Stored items

□ □ □ □ □

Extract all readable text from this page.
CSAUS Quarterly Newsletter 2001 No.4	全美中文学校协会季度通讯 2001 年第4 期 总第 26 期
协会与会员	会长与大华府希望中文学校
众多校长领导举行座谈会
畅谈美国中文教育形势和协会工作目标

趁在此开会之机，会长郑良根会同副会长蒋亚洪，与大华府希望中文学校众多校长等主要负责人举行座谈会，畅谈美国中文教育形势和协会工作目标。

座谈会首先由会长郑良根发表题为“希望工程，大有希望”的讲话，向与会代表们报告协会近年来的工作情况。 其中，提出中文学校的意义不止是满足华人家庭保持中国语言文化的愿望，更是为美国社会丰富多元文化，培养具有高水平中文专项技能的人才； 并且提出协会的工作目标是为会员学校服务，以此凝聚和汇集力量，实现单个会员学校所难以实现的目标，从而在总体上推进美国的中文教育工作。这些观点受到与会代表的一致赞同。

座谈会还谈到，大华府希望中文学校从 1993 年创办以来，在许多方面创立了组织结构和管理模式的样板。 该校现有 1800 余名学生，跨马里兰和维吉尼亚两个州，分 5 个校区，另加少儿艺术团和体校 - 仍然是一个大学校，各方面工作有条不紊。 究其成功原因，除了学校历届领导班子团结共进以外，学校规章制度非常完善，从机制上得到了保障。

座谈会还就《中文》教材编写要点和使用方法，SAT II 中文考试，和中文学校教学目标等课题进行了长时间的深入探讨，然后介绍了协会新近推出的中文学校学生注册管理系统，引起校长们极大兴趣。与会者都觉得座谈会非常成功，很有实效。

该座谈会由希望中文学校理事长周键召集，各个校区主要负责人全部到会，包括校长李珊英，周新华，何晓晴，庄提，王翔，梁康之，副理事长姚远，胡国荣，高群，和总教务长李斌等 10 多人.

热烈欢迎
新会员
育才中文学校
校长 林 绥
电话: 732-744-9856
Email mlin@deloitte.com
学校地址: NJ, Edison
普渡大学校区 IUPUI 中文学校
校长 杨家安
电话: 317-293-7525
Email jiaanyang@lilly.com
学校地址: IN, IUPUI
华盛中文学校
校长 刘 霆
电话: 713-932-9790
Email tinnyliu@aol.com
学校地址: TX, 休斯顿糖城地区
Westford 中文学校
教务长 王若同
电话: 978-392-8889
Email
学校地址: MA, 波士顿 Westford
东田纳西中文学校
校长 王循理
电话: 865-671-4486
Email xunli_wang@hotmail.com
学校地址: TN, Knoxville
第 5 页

□ □ □ □ □

◆ **DIRECTIVE**
Extract each line of the listing above, copying it word for word.

◆ **CORRECT RESULT**
Extract all readable text from this page.
CSAUS Quarterly Newsletter 2001 No.4	全美中文学校协会季度通讯 2001 年第4 期 总第 26 期
协会与会员	会长与大华府希望中文学校
众多校长领导举行座谈会
畅谈美国中文教育形势和协会工作目标

趁在此开会之机，会长郑良根会同副会长蒋亚洪，与大华府希望中文学校众多校长等主要负责人举行座谈会，畅谈美国中文教育形势和协会工作目标。

座谈会首先由会长郑良根发表题为“希望工程，大有希望”的讲话，向与会代表们报告协会近年来的工作情况。 其中，提出中文学校的意义不止是满足华人家庭保持中国语言文化的愿望，更是为美国社会丰富多元文化，培养具有高水平中文专项技能的人才； 并且提出协会的工作目标是为会员学校服务，以此凝聚和汇集力量，实现单个会员学校所难以实现的目标，从而在总体上推进美国的中文教育工作。这些观点受到与会代表的一致赞同。

座谈会还谈到，大华府希望中文学校从 1993 年创办以来，在许多方面创立了组织结构和管理模式的样板。 该校现有 1800 余名学生，跨马里兰和维吉尼亚两个州，分 5 个校区，另加少儿艺术团和体校 - 仍然是一个大学校，各方面工作有条不紊。 究其成功原因，除了学校历届领导班子团结共进以外，学校规章制度非常完善，从机制上得到了保障。

座谈会还就《中文》教材编写要点和使用方法，SAT II 中文考试，和中文学校教学目标等课题进行了长时间的深入探讨，然后介绍了协会新近推出的中文学校学生注册管理系统，引起校长们极大兴趣。与会者都觉得座谈会非常成功，很有实效。

该座谈会由希望中文学校理事长周键召集，各个校区主要负责人全部到会，包括校长李珊英，周新华，何晓晴，庄提，王翔，梁康之，副理事长姚远，胡国荣，高群，和总教务长李斌等 10 多人.

热烈欢迎
新会员
育才中文学校
校长 林 绥
电话: 732-744-9856
Email mlin@deloitte.com
学校地址: NJ, Edison
普渡大学校区 IUPUI 中文学校
校长 杨家安
电话: 317-293-7525
Email jiaanyang@lilly.com
学校地址: IN, IUPUI
华盛中文学校
校长 刘 霆
电话: 713-932-9790
Email tinnyliu@aol.com
学校地址: TX, 休斯顿糖城地区
Westford 中文学校
教务长 王若同
电话: 978-392-8889
Email
学校地址: MA, 波士顿 Westford
东田纳西中文学校
校长 王循理
电话: 865-671-4486
Email xunli_wang@hotmail.com
学校地址: TN, Knoxville
第 5 页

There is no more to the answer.